Request: Please retype the data in full and exactly; the pictures are not part of the copy.

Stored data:
------------------------------
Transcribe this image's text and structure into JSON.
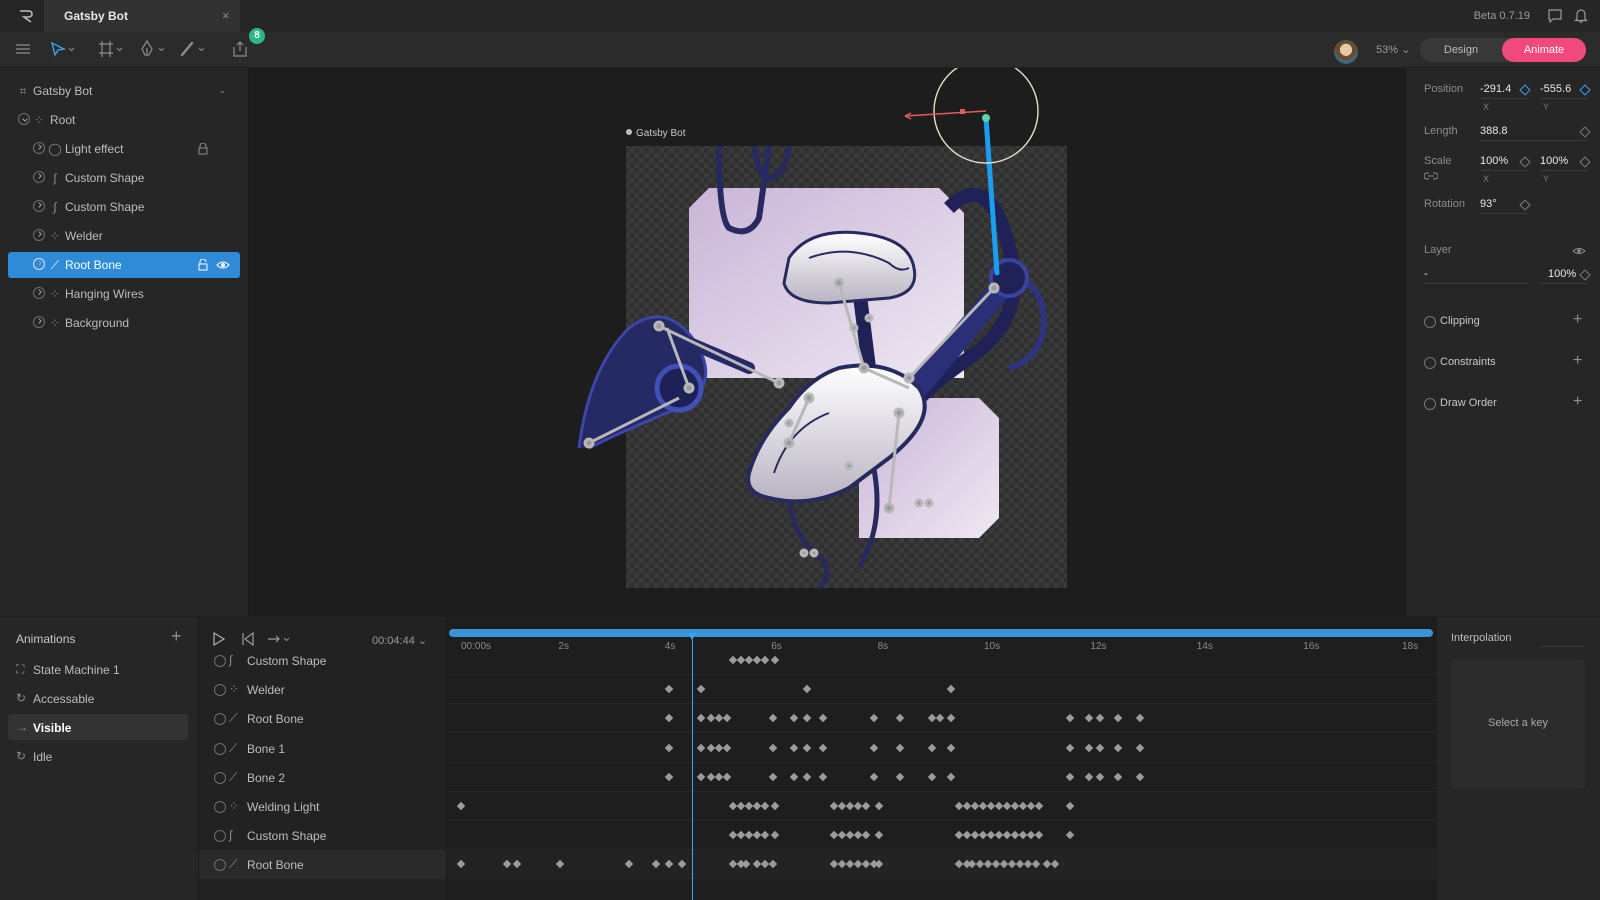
{
  "window": {
    "tab_title": "Gatsby Bot",
    "close_icon": "×",
    "version": "Beta 0.7.19"
  },
  "toolbar": {
    "badge_count": "8",
    "zoom": "53%",
    "design_label": "Design",
    "animate_label": "Animate"
  },
  "hierarchy": {
    "artboard": "Gatsby Bot",
    "items": [
      {
        "label": "Root",
        "icon": "group"
      },
      {
        "label": "Light effect",
        "icon": "ellipse"
      },
      {
        "label": "Custom Shape",
        "icon": "path"
      },
      {
        "label": "Custom Shape",
        "icon": "path"
      },
      {
        "label": "Welder",
        "icon": "group"
      },
      {
        "label": "Root Bone",
        "icon": "bone"
      },
      {
        "label": "Hanging Wires",
        "icon": "group"
      },
      {
        "label": "Background",
        "icon": "group"
      }
    ]
  },
  "canvas": {
    "artboard_label": "Gatsby Bot"
  },
  "inspector": {
    "position_label": "Position",
    "position_x": "-291.4",
    "position_y": "-555.6",
    "x_label": "X",
    "y_label": "Y",
    "length_label": "Length",
    "length": "388.8",
    "scale_label": "Scale",
    "scale_x": "100%",
    "scale_y": "100%",
    "rotation_label": "Rotation",
    "rotation": "93°",
    "layer_label": "Layer",
    "layer_blend": "-",
    "layer_opacity": "100%",
    "clipping_label": "Clipping",
    "constraints_label": "Constraints",
    "draw_order_label": "Draw Order"
  },
  "animations": {
    "title": "Animations",
    "items": [
      {
        "label": "State Machine 1",
        "icon": "state-machine"
      },
      {
        "label": "Accessable",
        "icon": "loop"
      },
      {
        "label": "Visible",
        "icon": "one-shot"
      },
      {
        "label": "Idle",
        "icon": "loop"
      }
    ]
  },
  "timeline": {
    "current_time": "00:04:44",
    "ticks": [
      "00:00s",
      "2s",
      "4s",
      "6s",
      "8s",
      "10s",
      "12s",
      "14s",
      "16s",
      "18s"
    ],
    "playhead_seconds": 4.44,
    "tracks": [
      {
        "label": "Custom Shape",
        "icon": "path",
        "keys": [
          5.2,
          5.35,
          5.5,
          5.65,
          5.8,
          6.0
        ]
      },
      {
        "label": "Welder",
        "icon": "group",
        "keys": [
          4.0,
          4.6,
          6.6,
          9.3
        ]
      },
      {
        "label": "Root Bone",
        "icon": "bone",
        "keys": [
          4.0,
          4.6,
          4.8,
          4.95,
          5.1,
          5.95,
          6.35,
          6.6,
          6.9,
          7.85,
          8.35,
          8.95,
          9.1,
          9.3,
          11.55,
          11.9,
          12.1,
          12.45,
          12.85
        ]
      },
      {
        "label": "Bone 1",
        "icon": "bone",
        "keys": [
          4.0,
          4.6,
          4.8,
          4.95,
          5.1,
          5.95,
          6.35,
          6.6,
          6.9,
          7.85,
          8.35,
          8.95,
          9.3,
          11.55,
          11.9,
          12.1,
          12.45,
          12.85
        ]
      },
      {
        "label": "Bone 2",
        "icon": "bone",
        "keys": [
          4.0,
          4.6,
          4.8,
          4.95,
          5.1,
          5.95,
          6.35,
          6.6,
          6.9,
          7.85,
          8.35,
          8.95,
          9.3,
          11.55,
          11.9,
          12.1,
          12.45,
          12.85
        ]
      },
      {
        "label": "Welding Light",
        "icon": "group",
        "keys": [
          0.1,
          5.2,
          5.35,
          5.5,
          5.65,
          5.8,
          6.0,
          7.1,
          7.25,
          7.4,
          7.55,
          7.7,
          7.95,
          9.45,
          9.6,
          9.75,
          9.9,
          10.05,
          10.2,
          10.35,
          10.5,
          10.65,
          10.8,
          10.95,
          11.55
        ]
      },
      {
        "label": "Custom Shape",
        "icon": "path",
        "keys": [
          5.2,
          5.35,
          5.5,
          5.65,
          5.8,
          6.0,
          7.1,
          7.25,
          7.4,
          7.55,
          7.7,
          7.95,
          9.45,
          9.6,
          9.75,
          9.9,
          10.05,
          10.2,
          10.35,
          10.5,
          10.65,
          10.8,
          10.95,
          11.55
        ]
      },
      {
        "label": "Root Bone",
        "icon": "bone",
        "keys": [
          0.1,
          0.95,
          1.15,
          1.95,
          3.25,
          3.75,
          4.0,
          4.25,
          5.2,
          5.35,
          5.45,
          5.65,
          5.8,
          5.95,
          7.1,
          7.25,
          7.4,
          7.55,
          7.7,
          7.85,
          7.95,
          9.45,
          9.6,
          9.7,
          9.85,
          10.0,
          10.15,
          10.3,
          10.45,
          10.6,
          10.75,
          10.9,
          11.1,
          11.25
        ]
      }
    ],
    "interpolation_label": "Interpolation",
    "select_key_text": "Select a key"
  }
}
------------------------------
Solution below:
Transcribe this image's text and structure into JSON.
{
  "window": {
    "tab_title": "Gatsby Bot",
    "close_icon": "×",
    "version": "Beta 0.7.19"
  },
  "toolbar": {
    "badge_count": "8",
    "zoom": "53%",
    "design_label": "Design",
    "animate_label": "Animate"
  },
  "hierarchy": {
    "artboard": "Gatsby Bot",
    "items": [
      {
        "label": "Root",
        "icon": "group"
      },
      {
        "label": "Light effect",
        "icon": "ellipse"
      },
      {
        "label": "Custom Shape",
        "icon": "path"
      },
      {
        "label": "Custom Shape",
        "icon": "path"
      },
      {
        "label": "Welder",
        "icon": "group"
      },
      {
        "label": "Root Bone",
        "icon": "bone"
      },
      {
        "label": "Hanging Wires",
        "icon": "group"
      },
      {
        "label": "Background",
        "icon": "group"
      }
    ]
  },
  "canvas": {
    "artboard_label": "Gatsby Bot"
  },
  "inspector": {
    "position_label": "Position",
    "position_x": "-291.4",
    "position_y": "-555.6",
    "x_label": "X",
    "y_label": "Y",
    "length_label": "Length",
    "length": "388.8",
    "scale_label": "Scale",
    "scale_x": "100%",
    "scale_y": "100%",
    "rotation_label": "Rotation",
    "rotation": "93°",
    "layer_label": "Layer",
    "layer_blend": "-",
    "layer_opacity": "100%",
    "clipping_label": "Clipping",
    "constraints_label": "Constraints",
    "draw_order_label": "Draw Order"
  },
  "animations": {
    "title": "Animations",
    "items": [
      {
        "label": "State Machine 1",
        "icon": "state-machine"
      },
      {
        "label": "Accessable",
        "icon": "loop"
      },
      {
        "label": "Visible",
        "icon": "one-shot"
      },
      {
        "label": "Idle",
        "icon": "loop"
      }
    ]
  },
  "timeline": {
    "current_time": "00:04:44",
    "ticks": [
      "00:00s",
      "2s",
      "4s",
      "6s",
      "8s",
      "10s",
      "12s",
      "14s",
      "16s",
      "18s"
    ],
    "playhead_seconds": 4.44,
    "tracks": [
      {
        "label": "Custom Shape",
        "icon": "path",
        "keys": [
          5.2,
          5.35,
          5.5,
          5.65,
          5.8,
          6.0
        ]
      },
      {
        "label": "Welder",
        "icon": "group",
        "keys": [
          4.0,
          4.6,
          6.6,
          9.3
        ]
      },
      {
        "label": "Root Bone",
        "icon": "bone",
        "keys": [
          4.0,
          4.6,
          4.8,
          4.95,
          5.1,
          5.95,
          6.35,
          6.6,
          6.9,
          7.85,
          8.35,
          8.95,
          9.1,
          9.3,
          11.55,
          11.9,
          12.1,
          12.45,
          12.85
        ]
      },
      {
        "label": "Bone 1",
        "icon": "bone",
        "keys": [
          4.0,
          4.6,
          4.8,
          4.95,
          5.1,
          5.95,
          6.35,
          6.6,
          6.9,
          7.85,
          8.35,
          8.95,
          9.3,
          11.55,
          11.9,
          12.1,
          12.45,
          12.85
        ]
      },
      {
        "label": "Bone 2",
        "icon": "bone",
        "keys": [
          4.0,
          4.6,
          4.8,
          4.95,
          5.1,
          5.95,
          6.35,
          6.6,
          6.9,
          7.85,
          8.35,
          8.95,
          9.3,
          11.55,
          11.9,
          12.1,
          12.45,
          12.85
        ]
      },
      {
        "label": "Welding Light",
        "icon": "group",
        "keys": [
          0.1,
          5.2,
          5.35,
          5.5,
          5.65,
          5.8,
          6.0,
          7.1,
          7.25,
          7.4,
          7.55,
          7.7,
          7.95,
          9.45,
          9.6,
          9.75,
          9.9,
          10.05,
          10.2,
          10.35,
          10.5,
          10.65,
          10.8,
          10.95,
          11.55
        ]
      },
      {
        "label": "Custom Shape",
        "icon": "path",
        "keys": [
          5.2,
          5.35,
          5.5,
          5.65,
          5.8,
          6.0,
          7.1,
          7.25,
          7.4,
          7.55,
          7.7,
          7.95,
          9.45,
          9.6,
          9.75,
          9.9,
          10.05,
          10.2,
          10.35,
          10.5,
          10.65,
          10.8,
          10.95,
          11.55
        ]
      },
      {
        "label": "Root Bone",
        "icon": "bone",
        "keys": [
          0.1,
          0.95,
          1.15,
          1.95,
          3.25,
          3.75,
          4.0,
          4.25,
          5.2,
          5.35,
          5.45,
          5.65,
          5.8,
          5.95,
          7.1,
          7.25,
          7.4,
          7.55,
          7.7,
          7.85,
          7.95,
          9.45,
          9.6,
          9.7,
          9.85,
          10.0,
          10.15,
          10.3,
          10.45,
          10.6,
          10.75,
          10.9,
          11.1,
          11.25
        ]
      }
    ],
    "interpolation_label": "Interpolation",
    "select_key_text": "Select a key"
  }
}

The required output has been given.